Locate all lines with the word "August" and copy them out.

#### [Entries]
_ _ _ _ _ _ _
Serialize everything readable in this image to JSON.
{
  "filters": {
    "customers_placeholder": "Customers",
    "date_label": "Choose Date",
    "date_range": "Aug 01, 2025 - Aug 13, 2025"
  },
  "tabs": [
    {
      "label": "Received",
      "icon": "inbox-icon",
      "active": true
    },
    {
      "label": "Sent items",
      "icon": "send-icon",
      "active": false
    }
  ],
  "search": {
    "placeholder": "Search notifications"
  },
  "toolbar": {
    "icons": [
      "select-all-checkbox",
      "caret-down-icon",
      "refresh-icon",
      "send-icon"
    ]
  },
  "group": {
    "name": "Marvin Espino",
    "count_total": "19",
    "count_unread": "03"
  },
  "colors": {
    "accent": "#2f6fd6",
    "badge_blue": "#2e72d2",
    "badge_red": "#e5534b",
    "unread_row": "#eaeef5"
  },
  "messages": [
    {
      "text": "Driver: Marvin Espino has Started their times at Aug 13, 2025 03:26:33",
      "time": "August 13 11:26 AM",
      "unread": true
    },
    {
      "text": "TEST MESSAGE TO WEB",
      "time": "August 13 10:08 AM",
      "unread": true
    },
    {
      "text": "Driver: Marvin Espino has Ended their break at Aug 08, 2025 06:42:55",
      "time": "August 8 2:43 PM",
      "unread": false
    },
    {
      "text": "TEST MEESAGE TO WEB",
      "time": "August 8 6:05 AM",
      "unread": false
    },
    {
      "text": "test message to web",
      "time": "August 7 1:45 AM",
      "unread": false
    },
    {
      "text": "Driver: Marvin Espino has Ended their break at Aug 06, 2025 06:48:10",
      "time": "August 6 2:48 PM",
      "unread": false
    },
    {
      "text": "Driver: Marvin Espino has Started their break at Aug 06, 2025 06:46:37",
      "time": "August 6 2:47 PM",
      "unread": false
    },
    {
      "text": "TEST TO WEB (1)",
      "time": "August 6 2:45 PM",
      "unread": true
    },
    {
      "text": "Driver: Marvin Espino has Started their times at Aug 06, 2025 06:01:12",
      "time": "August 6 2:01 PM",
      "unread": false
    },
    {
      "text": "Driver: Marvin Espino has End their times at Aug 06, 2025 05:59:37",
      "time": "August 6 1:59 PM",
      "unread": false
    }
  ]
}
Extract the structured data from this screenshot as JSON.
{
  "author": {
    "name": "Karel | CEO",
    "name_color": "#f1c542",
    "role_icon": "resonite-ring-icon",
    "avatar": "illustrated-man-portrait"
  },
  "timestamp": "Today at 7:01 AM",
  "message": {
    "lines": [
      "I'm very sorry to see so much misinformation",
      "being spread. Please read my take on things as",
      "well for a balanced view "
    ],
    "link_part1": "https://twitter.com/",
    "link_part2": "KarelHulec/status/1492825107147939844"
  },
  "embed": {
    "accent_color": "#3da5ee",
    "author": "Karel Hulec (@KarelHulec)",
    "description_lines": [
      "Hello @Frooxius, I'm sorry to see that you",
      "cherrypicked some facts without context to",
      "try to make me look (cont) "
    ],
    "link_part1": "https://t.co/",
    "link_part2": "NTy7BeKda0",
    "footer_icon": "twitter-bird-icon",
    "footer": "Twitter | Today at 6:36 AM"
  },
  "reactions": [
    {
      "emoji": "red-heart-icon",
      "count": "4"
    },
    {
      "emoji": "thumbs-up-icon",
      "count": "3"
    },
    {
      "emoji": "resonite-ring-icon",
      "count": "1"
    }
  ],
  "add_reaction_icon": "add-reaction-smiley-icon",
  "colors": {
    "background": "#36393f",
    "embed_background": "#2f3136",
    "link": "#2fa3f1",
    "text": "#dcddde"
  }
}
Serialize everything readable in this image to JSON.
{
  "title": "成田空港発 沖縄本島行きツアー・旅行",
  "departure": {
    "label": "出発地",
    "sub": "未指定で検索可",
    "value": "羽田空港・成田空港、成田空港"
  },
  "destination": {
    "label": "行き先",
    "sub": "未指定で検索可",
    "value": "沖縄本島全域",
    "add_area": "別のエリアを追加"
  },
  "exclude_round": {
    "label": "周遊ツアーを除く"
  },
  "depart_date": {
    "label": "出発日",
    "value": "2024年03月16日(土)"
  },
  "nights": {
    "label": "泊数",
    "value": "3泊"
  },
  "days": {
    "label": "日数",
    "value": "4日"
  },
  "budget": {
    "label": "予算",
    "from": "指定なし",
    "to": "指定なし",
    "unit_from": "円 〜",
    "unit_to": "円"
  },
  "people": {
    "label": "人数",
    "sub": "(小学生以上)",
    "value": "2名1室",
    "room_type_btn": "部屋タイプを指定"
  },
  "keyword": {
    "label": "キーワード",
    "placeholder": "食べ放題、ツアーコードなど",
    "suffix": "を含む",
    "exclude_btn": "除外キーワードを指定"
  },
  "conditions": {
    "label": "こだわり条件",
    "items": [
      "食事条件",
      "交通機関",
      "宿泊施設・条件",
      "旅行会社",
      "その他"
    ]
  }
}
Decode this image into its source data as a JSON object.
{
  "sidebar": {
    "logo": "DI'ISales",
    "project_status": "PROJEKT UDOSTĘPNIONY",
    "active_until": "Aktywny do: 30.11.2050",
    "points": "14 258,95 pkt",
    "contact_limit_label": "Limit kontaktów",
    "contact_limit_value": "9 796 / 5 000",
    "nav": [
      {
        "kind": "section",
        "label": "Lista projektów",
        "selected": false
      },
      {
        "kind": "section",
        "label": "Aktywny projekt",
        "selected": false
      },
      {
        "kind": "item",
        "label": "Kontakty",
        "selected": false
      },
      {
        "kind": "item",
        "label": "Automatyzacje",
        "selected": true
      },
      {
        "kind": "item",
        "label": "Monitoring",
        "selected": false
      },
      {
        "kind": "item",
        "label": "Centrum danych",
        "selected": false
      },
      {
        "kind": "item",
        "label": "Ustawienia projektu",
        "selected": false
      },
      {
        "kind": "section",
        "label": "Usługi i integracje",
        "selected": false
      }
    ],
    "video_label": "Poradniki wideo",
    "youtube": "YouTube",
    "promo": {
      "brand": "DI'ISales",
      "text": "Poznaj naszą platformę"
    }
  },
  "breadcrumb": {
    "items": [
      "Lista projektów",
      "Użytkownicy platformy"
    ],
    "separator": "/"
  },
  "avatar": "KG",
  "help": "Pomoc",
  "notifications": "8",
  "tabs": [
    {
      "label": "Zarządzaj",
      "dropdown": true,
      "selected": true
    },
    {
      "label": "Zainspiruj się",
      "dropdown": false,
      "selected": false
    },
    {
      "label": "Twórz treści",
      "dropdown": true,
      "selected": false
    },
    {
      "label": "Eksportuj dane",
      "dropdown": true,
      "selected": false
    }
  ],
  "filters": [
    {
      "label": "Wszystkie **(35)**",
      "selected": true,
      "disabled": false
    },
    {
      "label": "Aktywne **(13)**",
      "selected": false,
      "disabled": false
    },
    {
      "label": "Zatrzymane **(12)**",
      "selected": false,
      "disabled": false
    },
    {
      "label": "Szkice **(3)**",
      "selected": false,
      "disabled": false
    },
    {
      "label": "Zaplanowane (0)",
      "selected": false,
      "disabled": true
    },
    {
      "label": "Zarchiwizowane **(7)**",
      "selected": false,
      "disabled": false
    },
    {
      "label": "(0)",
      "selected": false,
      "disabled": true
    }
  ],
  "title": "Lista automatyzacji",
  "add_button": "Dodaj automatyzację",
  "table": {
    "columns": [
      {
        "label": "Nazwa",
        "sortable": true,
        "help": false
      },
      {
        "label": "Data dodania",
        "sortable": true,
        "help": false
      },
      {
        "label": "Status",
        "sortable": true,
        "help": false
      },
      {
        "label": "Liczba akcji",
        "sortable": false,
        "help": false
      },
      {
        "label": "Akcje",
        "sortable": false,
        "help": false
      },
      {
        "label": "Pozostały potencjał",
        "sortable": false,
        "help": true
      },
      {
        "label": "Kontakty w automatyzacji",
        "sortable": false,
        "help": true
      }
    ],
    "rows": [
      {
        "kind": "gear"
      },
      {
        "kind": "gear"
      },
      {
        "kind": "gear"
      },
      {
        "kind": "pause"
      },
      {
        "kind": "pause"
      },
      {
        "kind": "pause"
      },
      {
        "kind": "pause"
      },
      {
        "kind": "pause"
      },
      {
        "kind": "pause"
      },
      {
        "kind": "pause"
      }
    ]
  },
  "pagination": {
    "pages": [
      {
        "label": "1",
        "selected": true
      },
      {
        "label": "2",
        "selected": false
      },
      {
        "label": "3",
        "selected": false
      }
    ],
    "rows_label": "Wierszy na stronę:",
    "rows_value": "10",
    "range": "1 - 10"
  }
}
_ _ _ _ _ _ _
#### [Solution to this task]
      "time": "August 13 11:26 AM",
      "time": "August 13 10:08 AM",
      "time": "August 8 2:43 PM",
      "time": "August 8 6:05 AM",
      "time": "August 7 1:45 AM",
      "time": "August 6 2:48 PM",
      "time": "August 6 2:47 PM",
      "time": "August 6 2:45 PM",
      "time": "August 6 2:01 PM",
      "time": "August 6 1:59 PM",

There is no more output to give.